(Structured figure records)
┄┄┄┄┄┄┄┄┄┄┄┄┄┄┄┄┄┄┄┄

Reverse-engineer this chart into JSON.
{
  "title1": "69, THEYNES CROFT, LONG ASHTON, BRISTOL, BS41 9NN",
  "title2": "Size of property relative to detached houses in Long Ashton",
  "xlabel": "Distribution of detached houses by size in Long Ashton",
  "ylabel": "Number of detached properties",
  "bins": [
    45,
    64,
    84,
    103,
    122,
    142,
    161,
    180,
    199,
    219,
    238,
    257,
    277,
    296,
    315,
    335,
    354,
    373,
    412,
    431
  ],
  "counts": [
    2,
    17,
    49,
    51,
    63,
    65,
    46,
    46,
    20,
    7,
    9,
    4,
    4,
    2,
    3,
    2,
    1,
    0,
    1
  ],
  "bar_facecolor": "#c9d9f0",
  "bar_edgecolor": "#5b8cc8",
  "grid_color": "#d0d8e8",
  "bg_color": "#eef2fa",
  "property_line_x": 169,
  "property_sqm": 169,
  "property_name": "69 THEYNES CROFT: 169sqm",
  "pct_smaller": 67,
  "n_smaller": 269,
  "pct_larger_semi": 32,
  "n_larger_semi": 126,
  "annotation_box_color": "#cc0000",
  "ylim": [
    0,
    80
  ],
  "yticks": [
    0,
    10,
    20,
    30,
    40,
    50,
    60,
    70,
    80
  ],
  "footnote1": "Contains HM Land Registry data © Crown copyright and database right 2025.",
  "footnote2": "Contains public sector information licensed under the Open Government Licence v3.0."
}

┄┄┄┄┄┄┄┄┄┄┄┄┄┄┄┄┄┄┄┄

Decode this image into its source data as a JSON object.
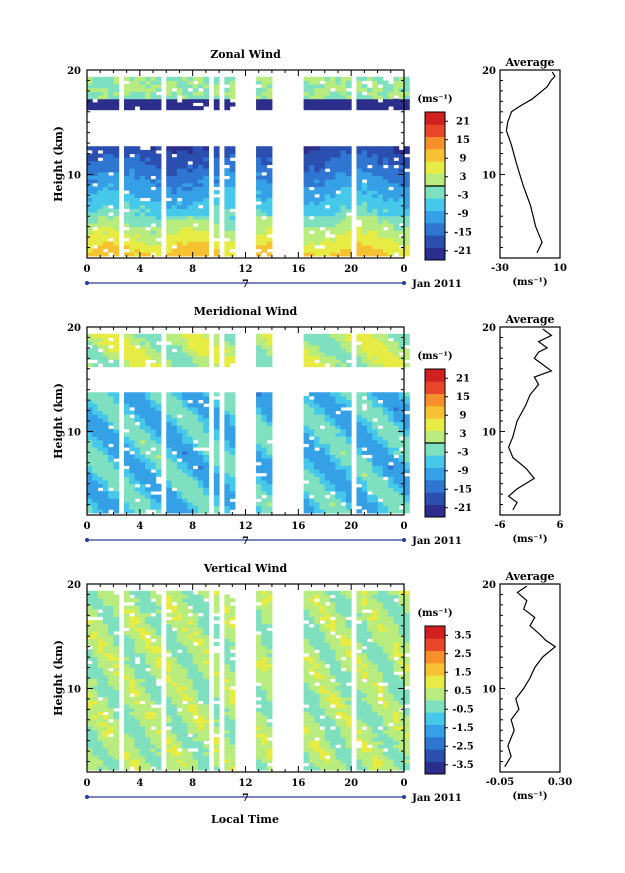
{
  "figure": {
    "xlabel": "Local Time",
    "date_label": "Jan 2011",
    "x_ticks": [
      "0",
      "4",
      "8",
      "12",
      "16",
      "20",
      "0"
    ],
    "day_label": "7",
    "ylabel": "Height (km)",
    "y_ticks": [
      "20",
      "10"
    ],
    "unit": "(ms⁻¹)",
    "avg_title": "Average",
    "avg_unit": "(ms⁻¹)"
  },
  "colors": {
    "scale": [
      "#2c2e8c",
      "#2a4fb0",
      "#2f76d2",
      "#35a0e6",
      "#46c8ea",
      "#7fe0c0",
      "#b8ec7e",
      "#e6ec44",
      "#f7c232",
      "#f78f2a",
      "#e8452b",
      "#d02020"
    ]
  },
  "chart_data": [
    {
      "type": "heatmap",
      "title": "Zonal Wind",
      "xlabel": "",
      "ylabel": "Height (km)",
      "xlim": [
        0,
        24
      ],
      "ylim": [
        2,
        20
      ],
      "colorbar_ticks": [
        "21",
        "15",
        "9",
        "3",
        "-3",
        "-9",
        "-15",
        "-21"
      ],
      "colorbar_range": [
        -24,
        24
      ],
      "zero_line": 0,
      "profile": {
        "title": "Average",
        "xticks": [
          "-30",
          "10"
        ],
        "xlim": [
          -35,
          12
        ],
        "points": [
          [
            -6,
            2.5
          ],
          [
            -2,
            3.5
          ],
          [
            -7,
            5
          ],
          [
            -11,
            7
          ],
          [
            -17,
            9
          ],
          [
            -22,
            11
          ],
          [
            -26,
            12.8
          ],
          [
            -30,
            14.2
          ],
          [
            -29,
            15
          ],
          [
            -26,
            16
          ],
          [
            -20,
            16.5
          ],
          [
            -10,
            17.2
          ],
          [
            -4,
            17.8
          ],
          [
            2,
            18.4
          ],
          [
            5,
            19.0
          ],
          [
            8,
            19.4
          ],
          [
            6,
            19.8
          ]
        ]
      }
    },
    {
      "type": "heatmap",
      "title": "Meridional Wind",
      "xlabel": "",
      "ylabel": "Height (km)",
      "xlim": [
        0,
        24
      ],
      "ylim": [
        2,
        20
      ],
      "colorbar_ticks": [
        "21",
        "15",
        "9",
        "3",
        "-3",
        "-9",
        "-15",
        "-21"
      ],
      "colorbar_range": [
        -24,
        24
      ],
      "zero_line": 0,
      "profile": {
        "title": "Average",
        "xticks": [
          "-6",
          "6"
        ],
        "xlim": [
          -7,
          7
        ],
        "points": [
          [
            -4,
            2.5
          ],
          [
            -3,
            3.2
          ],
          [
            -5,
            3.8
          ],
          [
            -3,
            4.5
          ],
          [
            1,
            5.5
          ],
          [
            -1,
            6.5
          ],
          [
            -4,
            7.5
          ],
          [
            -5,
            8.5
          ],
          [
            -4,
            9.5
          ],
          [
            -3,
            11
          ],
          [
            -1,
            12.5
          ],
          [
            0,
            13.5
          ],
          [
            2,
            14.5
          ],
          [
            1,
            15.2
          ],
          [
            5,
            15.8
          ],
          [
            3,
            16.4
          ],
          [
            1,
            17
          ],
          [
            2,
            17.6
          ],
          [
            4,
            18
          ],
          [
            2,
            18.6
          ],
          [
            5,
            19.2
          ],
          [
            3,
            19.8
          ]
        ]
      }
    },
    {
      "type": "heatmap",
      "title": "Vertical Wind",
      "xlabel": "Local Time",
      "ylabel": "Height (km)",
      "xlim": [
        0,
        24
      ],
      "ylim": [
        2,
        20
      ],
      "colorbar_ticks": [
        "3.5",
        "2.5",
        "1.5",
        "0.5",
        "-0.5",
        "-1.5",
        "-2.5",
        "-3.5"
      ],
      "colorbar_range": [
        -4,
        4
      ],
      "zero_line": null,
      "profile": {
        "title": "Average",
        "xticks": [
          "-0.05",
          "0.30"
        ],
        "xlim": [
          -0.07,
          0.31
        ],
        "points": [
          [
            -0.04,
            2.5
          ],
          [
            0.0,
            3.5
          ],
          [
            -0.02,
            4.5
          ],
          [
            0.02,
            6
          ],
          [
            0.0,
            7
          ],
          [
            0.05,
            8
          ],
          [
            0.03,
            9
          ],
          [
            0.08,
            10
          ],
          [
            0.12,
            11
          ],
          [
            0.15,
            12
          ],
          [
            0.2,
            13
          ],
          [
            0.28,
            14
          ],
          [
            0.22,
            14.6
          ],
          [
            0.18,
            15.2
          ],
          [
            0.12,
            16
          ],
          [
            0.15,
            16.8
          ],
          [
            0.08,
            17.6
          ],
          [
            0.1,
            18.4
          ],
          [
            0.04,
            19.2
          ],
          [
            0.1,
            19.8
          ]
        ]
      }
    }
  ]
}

┄┄┄┄┄┄┄┄┄┄┄┄┄┄┄┄┄┄┄┄

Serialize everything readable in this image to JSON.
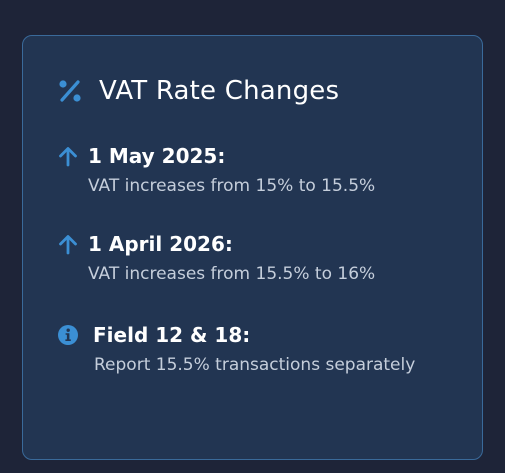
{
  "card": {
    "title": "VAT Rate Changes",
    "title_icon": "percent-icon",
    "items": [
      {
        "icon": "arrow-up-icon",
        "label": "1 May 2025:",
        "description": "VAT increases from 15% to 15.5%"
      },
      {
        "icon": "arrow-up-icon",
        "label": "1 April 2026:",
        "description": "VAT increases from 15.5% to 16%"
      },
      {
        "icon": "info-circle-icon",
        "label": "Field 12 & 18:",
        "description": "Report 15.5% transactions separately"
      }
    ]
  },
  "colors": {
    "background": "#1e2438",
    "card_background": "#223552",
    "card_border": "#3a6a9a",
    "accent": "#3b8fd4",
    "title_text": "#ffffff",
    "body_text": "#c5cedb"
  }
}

┄┄┄┄┄┄┄┄┄┄┄┄┄┄┄┄┄┄┄┄

■ What is asked ■
Determine the number of lines in the listing that hold the word "CROFT", and supply that number and nothing further.

■ Completed task ■
2